Problem to work on:
Pick out the lines below that include the string "кабеля".

Saved entries
- - -
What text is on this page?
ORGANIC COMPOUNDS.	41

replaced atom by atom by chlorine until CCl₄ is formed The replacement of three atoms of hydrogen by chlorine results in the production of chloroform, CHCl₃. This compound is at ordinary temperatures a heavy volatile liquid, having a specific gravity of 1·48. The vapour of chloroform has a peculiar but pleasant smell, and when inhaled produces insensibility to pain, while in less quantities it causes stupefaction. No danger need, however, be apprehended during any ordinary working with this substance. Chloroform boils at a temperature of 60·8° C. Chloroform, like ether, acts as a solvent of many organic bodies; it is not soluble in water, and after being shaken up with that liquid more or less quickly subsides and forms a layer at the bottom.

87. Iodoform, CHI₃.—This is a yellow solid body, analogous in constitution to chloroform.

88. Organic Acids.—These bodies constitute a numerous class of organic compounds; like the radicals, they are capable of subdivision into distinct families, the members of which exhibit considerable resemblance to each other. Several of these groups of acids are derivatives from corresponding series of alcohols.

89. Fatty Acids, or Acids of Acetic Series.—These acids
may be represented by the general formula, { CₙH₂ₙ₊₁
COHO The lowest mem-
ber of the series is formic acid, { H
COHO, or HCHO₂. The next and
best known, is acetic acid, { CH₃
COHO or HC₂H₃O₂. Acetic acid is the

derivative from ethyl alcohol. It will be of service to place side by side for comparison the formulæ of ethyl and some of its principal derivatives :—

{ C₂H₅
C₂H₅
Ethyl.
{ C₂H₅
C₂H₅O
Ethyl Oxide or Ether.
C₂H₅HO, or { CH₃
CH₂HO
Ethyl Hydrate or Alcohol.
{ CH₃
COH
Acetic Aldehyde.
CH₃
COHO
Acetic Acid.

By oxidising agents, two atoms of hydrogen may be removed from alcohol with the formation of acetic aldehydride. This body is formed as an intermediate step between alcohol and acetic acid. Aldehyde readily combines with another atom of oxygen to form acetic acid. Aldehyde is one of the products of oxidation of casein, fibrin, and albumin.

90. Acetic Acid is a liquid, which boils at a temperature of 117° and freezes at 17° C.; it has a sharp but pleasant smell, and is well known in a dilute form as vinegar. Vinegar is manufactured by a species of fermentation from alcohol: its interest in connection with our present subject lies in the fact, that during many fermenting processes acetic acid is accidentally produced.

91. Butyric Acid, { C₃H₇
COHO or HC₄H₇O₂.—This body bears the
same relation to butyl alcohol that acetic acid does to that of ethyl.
- - -
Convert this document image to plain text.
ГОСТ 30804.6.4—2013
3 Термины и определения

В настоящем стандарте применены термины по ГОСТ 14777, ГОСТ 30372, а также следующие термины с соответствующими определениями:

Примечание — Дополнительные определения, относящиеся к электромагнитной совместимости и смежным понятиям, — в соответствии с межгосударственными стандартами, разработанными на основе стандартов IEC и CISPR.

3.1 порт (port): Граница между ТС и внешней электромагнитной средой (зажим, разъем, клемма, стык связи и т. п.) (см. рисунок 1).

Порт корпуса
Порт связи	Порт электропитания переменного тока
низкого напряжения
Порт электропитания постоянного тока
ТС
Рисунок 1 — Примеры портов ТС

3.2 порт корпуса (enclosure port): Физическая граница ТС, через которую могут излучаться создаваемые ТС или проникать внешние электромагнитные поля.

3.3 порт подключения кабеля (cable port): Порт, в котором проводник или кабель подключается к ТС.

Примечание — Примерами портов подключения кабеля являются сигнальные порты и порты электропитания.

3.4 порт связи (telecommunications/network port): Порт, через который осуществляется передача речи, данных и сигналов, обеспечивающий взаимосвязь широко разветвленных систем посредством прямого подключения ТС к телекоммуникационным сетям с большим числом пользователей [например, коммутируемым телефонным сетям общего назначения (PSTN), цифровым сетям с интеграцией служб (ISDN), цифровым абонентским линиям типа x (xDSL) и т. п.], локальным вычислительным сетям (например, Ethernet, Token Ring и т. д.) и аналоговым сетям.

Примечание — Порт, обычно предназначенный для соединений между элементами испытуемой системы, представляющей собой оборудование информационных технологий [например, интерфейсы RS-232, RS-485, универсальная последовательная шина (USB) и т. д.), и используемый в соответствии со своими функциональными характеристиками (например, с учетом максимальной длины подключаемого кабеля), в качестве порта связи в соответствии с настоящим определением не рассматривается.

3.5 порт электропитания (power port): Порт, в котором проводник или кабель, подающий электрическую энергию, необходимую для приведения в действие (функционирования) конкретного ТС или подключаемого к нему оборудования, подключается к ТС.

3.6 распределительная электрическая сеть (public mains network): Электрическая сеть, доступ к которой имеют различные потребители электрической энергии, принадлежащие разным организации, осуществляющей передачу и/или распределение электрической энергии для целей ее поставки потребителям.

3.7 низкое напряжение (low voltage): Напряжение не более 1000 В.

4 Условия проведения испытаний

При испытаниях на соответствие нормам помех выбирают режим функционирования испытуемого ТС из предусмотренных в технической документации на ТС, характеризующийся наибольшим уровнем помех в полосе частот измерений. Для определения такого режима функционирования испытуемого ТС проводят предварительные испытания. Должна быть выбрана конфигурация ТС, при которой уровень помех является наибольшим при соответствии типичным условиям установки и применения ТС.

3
- - -
Answer to this exercise:
3.3 порт подключения кабеля (cable port): Порт, в котором проводник или кабель подключается к ТС.
Примечание — Примерами портов подключения кабеля являются сигнальные порты и порты электропитания.
Примечание — Порт, обычно предназначенный для соединений между элементами испытуемой системы, представляющей собой оборудование информационных технологий [например, интерфейсы RS-232, RS-485, универсальная последовательная шина (USB) и т. д.), и используемый в соответствии со своими функциональными характеристиками (например, с учетом максимальной длины подключаемого кабеля), в качестве порта связи в соответствии с настоящим определением не рассматривается.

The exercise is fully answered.